▽

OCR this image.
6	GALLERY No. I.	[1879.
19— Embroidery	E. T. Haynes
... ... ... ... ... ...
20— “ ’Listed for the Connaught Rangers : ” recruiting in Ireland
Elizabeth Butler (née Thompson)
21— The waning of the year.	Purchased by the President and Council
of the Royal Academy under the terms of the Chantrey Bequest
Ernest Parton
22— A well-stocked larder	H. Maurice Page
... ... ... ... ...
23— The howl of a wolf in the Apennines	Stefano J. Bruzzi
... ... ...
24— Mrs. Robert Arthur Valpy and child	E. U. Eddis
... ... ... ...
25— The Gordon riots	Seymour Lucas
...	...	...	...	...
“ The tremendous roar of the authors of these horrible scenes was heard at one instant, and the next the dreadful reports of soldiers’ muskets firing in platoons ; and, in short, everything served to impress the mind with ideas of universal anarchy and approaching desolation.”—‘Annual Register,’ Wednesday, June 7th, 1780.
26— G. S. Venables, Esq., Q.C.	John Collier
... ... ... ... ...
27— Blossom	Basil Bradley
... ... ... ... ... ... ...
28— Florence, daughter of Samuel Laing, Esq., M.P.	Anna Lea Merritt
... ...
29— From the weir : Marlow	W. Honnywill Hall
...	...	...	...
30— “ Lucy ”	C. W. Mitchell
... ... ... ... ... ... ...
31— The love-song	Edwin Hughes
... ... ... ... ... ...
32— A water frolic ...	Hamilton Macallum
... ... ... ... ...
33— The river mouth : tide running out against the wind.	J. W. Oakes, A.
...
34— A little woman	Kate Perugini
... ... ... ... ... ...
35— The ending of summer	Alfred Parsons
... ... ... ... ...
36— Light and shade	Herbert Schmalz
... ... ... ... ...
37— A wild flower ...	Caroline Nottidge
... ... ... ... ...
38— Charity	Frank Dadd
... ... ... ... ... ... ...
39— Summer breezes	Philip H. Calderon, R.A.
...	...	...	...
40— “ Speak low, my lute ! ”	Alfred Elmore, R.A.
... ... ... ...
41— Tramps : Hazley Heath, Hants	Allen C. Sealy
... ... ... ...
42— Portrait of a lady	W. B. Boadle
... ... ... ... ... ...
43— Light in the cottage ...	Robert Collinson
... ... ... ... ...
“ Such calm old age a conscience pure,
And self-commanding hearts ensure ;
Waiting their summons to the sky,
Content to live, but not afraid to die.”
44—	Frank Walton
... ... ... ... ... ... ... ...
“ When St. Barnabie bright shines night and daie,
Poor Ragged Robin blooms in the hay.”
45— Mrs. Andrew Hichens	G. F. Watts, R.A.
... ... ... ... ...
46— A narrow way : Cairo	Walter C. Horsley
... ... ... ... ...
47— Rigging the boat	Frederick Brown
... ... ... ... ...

△
▽

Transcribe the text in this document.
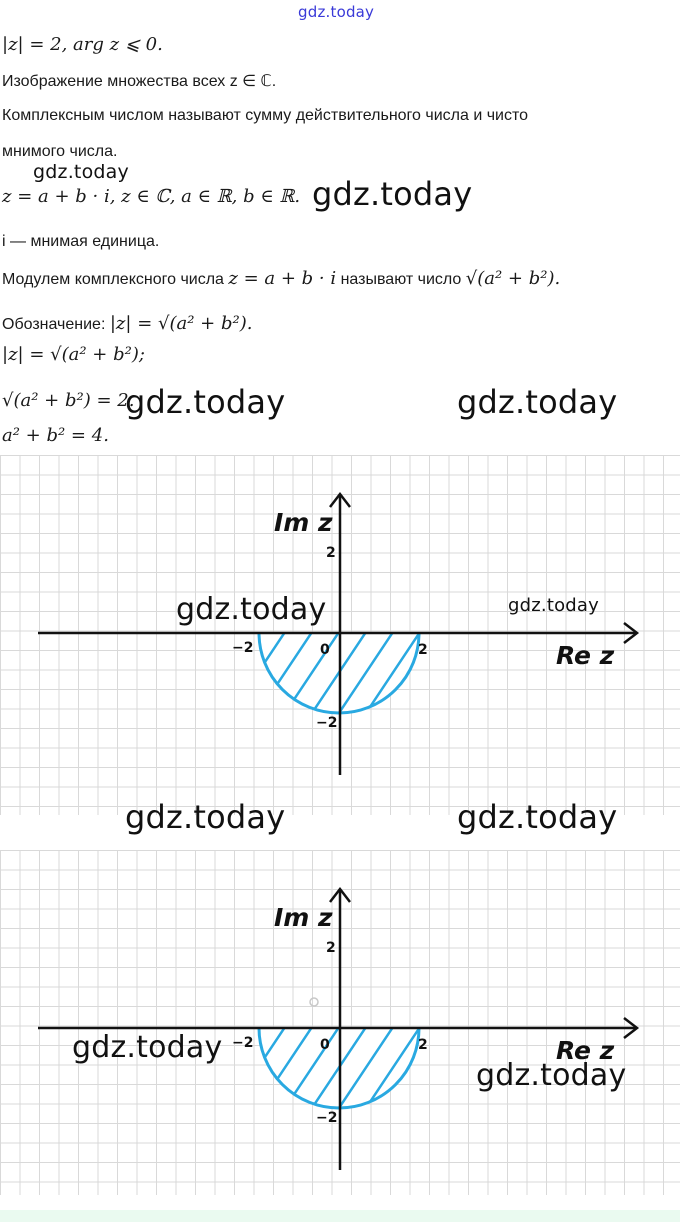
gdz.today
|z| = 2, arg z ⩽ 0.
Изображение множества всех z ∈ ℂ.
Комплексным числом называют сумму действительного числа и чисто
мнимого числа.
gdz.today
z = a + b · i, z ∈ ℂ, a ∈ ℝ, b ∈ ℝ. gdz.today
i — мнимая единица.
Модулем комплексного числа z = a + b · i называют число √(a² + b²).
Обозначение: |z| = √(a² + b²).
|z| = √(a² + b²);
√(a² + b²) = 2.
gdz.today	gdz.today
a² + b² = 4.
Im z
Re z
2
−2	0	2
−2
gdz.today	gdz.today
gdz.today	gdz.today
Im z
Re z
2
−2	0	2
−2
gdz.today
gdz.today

△

# [Task requirements]
Go through the data above and find the lines with the word "Light". Copy each of those lines.

# [Result below]
36— Light and shade	Herbert Schmalz
43— Light in the cottage ...	Robert Collinson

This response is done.